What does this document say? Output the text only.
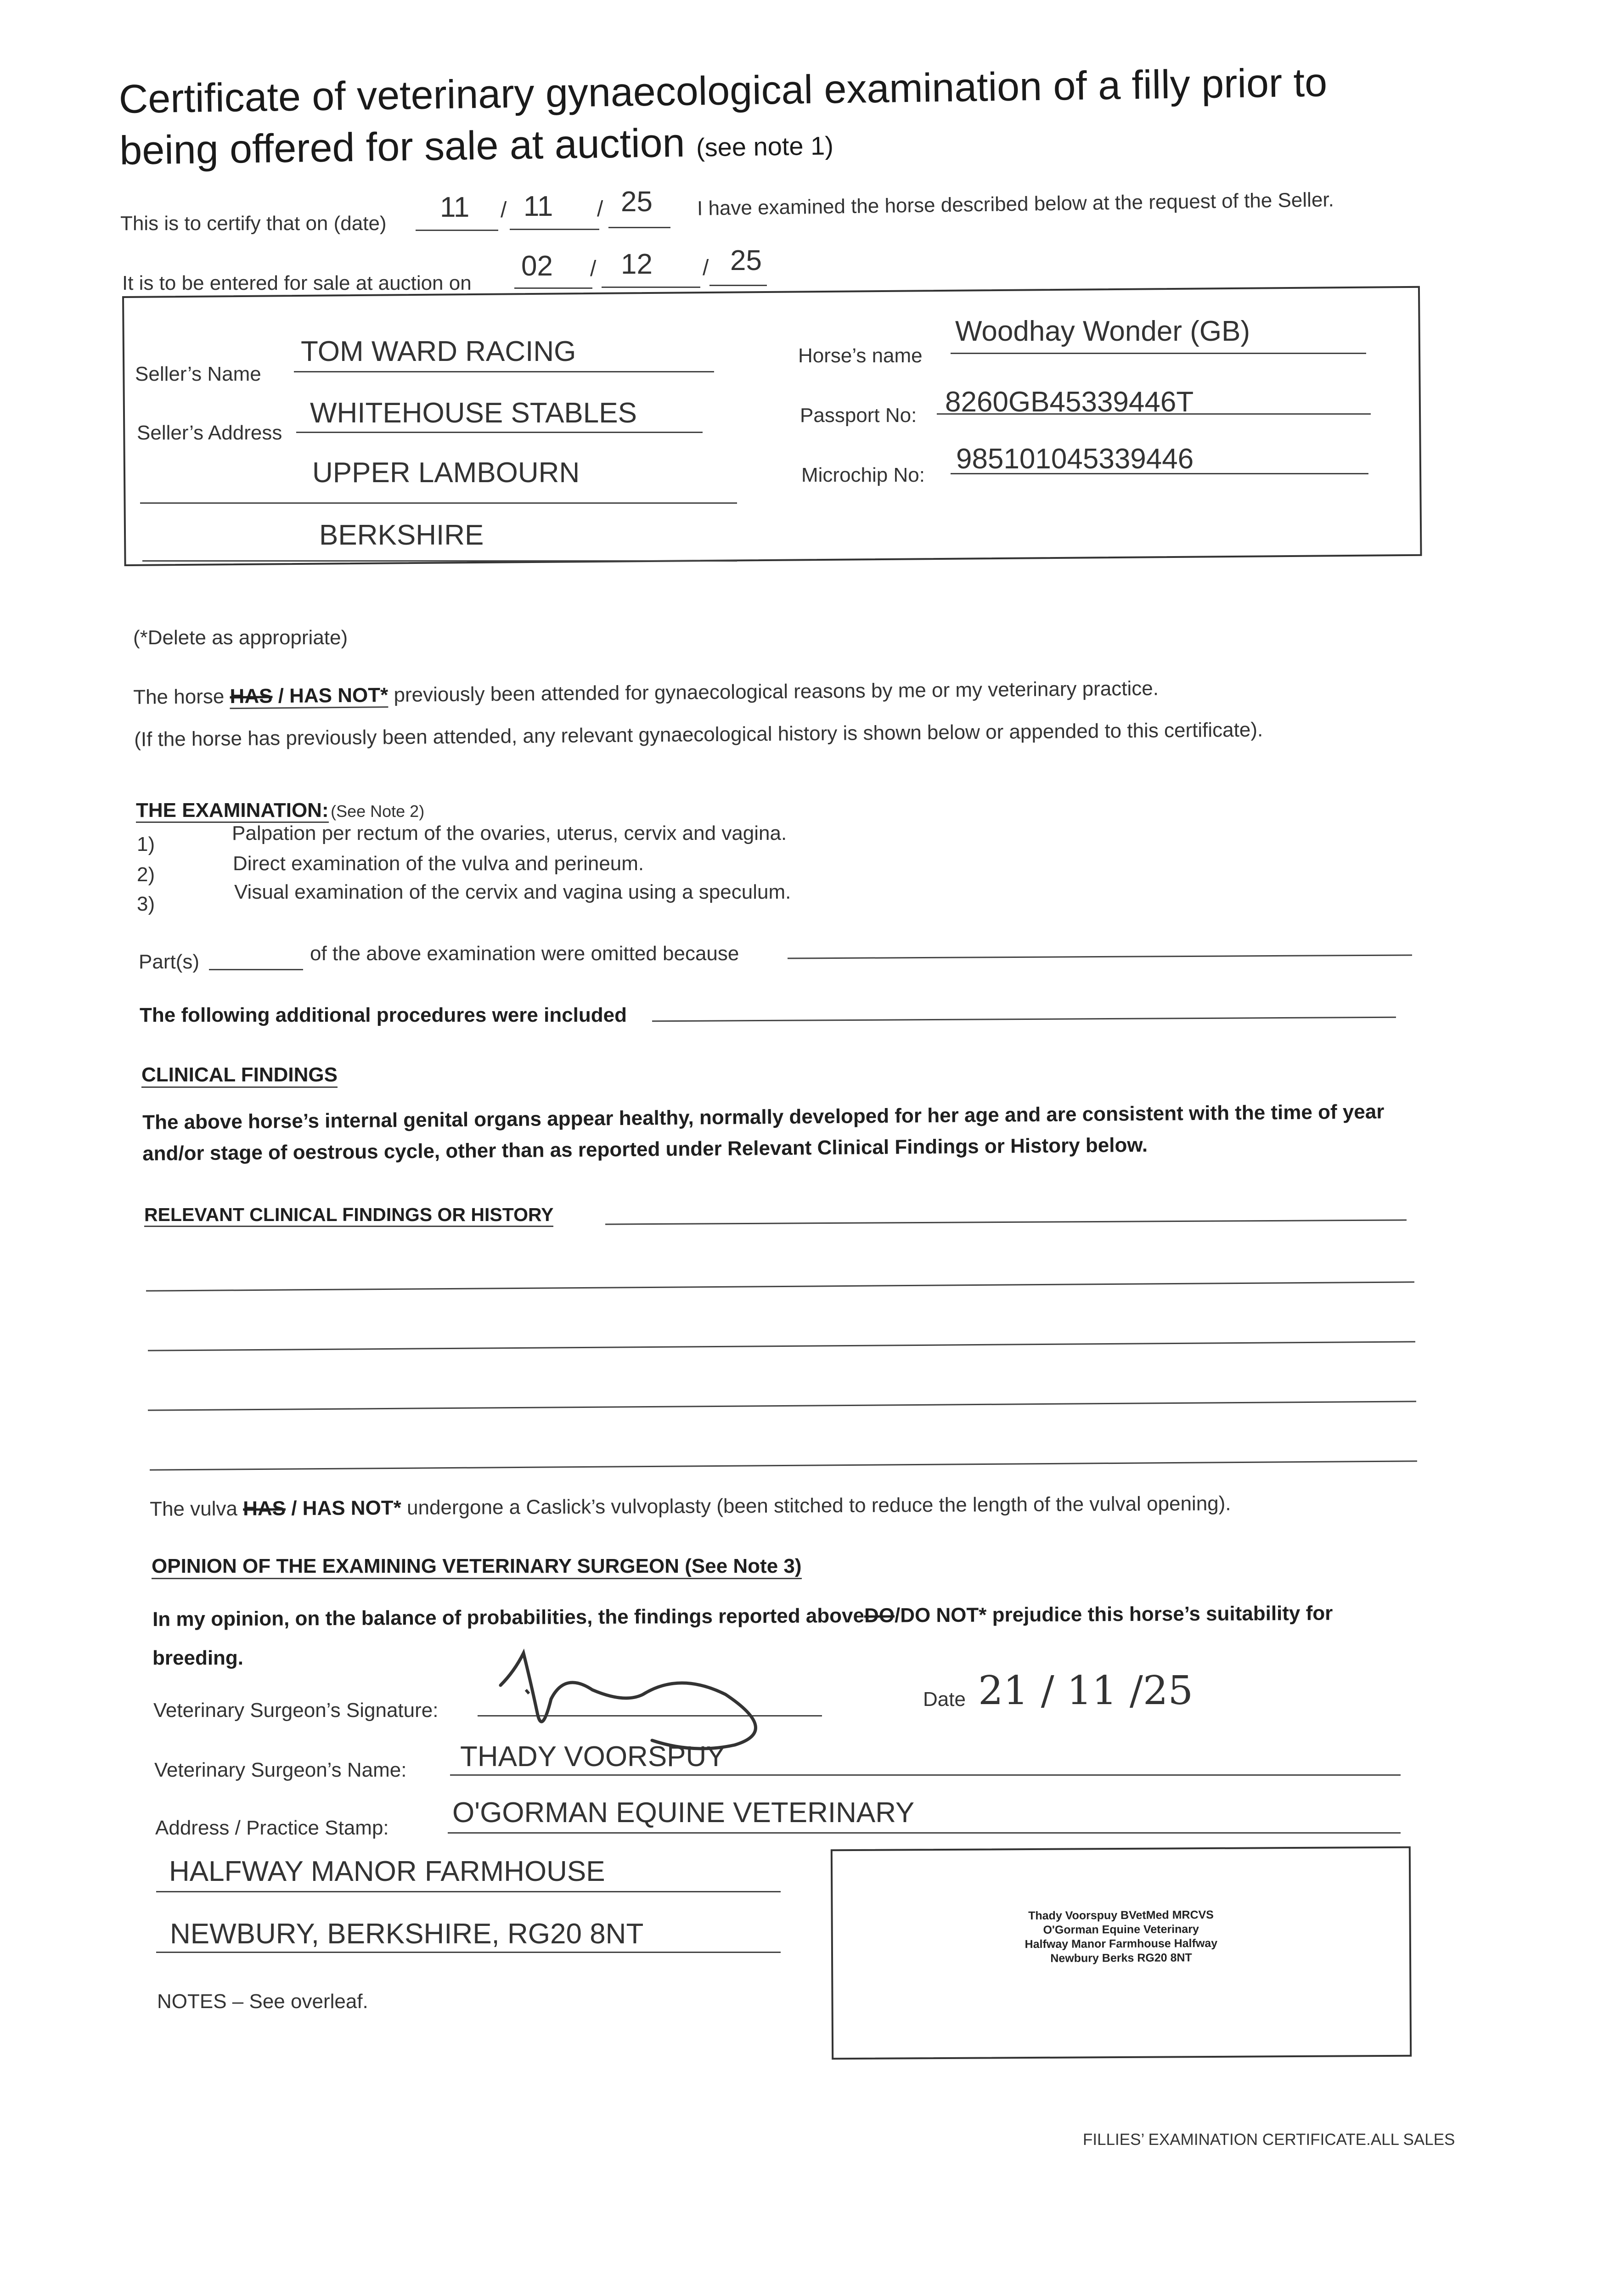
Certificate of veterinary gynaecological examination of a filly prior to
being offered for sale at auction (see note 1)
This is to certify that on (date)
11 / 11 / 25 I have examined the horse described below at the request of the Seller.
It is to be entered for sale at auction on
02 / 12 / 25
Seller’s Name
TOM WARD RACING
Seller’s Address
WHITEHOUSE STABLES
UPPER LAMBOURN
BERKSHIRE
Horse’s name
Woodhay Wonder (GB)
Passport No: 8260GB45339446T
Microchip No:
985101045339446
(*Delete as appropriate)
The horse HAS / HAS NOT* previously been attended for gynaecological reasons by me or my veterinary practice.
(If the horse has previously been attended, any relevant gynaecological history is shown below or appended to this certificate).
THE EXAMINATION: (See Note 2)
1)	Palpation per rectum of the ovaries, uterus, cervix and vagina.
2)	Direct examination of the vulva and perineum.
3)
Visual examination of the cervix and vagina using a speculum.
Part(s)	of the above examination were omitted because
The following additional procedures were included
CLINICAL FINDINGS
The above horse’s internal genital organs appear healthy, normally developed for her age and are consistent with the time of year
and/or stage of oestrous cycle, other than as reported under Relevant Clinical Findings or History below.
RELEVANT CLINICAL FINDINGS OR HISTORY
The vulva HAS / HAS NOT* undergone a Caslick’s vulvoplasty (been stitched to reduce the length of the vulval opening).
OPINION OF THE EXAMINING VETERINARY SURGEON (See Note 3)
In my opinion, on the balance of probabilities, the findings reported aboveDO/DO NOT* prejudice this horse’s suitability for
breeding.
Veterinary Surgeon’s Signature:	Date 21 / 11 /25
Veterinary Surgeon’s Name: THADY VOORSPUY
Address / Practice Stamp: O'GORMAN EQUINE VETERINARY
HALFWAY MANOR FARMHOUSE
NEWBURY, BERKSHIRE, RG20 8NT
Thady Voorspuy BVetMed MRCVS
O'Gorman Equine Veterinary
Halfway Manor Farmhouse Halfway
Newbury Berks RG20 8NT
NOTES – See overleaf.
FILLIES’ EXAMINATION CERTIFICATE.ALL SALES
-*-
> Request:
Omit any images, then output the listing exactly.

> Completed exercise:
What does this document say? Output the text only.
Certificate of veterinary gynaecological examination of a filly prior to
being offered for sale at auction (see note 1)
This is to certify that on (date)
11 / 11 / 25 I have examined the horse described below at the request of the Seller.
It is to be entered for sale at auction on
02 / 12 / 25
Seller’s Name
TOM WARD RACING
Seller’s Address
WHITEHOUSE STABLES
UPPER LAMBOURN
BERKSHIRE
Horse’s name
Woodhay Wonder (GB)
Passport No: 8260GB45339446T
Microchip No:
985101045339446
(*Delete as appropriate)
The horse HAS / HAS NOT* previously been attended for gynaecological reasons by me or my veterinary practice.
(If the horse has previously been attended, any relevant gynaecological history is shown below or appended to this certificate).
THE EXAMINATION: (See Note 2)
1)	Palpation per rectum of the ovaries, uterus, cervix and vagina.
2)	Direct examination of the vulva and perineum.
3)
Visual examination of the cervix and vagina using a speculum.
Part(s)	of the above examination were omitted because
The following additional procedures were included
CLINICAL FINDINGS
The above horse’s internal genital organs appear healthy, normally developed for her age and are consistent with the time of year
and/or stage of oestrous cycle, other than as reported under Relevant Clinical Findings or History below.
RELEVANT CLINICAL FINDINGS OR HISTORY
The vulva HAS / HAS NOT* undergone a Caslick’s vulvoplasty (been stitched to reduce the length of the vulval opening).
OPINION OF THE EXAMINING VETERINARY SURGEON (See Note 3)
In my opinion, on the balance of probabilities, the findings reported aboveDO/DO NOT* prejudice this horse’s suitability for
breeding.
Veterinary Surgeon’s Signature:	Date 21 / 11 /25
Veterinary Surgeon’s Name: THADY VOORSPUY
Address / Practice Stamp: O'GORMAN EQUINE VETERINARY
HALFWAY MANOR FARMHOUSE
NEWBURY, BERKSHIRE, RG20 8NT
Thady Voorspuy BVetMed MRCVS
O'Gorman Equine Veterinary
Halfway Manor Farmhouse Halfway
Newbury Berks RG20 8NT
NOTES – See overleaf.
FILLIES’ EXAMINATION CERTIFICATE.ALL SALES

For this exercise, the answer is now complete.